List all lines of the data that include the string "power".

************

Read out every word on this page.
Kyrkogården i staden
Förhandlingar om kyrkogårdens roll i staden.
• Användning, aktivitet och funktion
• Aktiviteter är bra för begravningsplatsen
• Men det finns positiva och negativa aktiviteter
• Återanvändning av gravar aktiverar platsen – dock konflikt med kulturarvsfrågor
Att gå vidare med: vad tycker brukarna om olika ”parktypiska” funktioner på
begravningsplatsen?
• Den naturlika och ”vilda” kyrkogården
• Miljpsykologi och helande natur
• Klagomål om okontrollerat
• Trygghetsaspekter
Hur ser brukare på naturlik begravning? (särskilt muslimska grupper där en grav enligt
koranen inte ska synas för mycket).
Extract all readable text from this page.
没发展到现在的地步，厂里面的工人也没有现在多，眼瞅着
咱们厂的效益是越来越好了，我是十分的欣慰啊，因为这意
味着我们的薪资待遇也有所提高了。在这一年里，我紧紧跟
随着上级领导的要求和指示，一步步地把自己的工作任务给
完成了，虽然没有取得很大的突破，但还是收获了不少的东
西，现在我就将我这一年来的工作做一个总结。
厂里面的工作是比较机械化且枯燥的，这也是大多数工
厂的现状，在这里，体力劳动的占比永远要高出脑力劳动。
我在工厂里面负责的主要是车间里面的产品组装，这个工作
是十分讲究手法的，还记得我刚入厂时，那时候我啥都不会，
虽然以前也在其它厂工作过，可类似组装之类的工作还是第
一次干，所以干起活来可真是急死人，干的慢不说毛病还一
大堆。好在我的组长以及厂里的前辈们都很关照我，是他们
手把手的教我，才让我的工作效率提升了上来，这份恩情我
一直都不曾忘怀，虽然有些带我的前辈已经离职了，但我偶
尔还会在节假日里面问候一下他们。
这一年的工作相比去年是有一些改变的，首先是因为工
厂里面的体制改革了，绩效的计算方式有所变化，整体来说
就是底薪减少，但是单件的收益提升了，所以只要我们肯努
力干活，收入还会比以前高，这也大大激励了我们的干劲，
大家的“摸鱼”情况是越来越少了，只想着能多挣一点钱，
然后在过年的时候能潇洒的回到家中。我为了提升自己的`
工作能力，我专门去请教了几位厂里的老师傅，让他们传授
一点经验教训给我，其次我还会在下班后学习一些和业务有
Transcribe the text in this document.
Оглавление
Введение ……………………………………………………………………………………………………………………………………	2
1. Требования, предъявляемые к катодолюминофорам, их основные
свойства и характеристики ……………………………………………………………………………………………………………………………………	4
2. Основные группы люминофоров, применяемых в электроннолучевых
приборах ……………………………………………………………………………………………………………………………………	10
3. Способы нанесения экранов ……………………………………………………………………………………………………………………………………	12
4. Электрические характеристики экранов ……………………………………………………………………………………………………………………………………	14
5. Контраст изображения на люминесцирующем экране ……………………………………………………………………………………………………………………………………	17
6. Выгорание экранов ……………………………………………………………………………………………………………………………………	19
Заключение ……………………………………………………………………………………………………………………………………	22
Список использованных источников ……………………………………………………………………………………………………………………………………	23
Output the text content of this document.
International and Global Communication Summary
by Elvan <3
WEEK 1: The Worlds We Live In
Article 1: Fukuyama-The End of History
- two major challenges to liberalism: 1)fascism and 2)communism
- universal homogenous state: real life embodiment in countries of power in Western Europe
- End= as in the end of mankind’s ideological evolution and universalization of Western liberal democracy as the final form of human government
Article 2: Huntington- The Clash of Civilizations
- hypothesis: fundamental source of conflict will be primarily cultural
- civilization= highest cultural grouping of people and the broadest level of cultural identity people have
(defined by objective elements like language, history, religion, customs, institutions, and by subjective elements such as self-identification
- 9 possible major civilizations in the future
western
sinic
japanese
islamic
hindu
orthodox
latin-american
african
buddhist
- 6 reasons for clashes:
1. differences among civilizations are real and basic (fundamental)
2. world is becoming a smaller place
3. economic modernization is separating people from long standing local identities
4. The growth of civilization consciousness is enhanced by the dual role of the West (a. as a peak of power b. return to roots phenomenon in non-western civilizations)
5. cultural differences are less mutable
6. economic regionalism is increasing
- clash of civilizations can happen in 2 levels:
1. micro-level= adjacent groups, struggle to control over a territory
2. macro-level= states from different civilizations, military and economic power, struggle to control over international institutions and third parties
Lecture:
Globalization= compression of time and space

************

#### Final result:
- universal homogenous state: real life embodiment in countries of power in Western Europe
4. The growth of civilization consciousness is enhanced by the dual role of the West (a. as a peak of power b. return to roots phenomenon in non-western civilizations)
2. macro-level= states from different civilizations, military and economic power, struggle to control over international institutions and third parties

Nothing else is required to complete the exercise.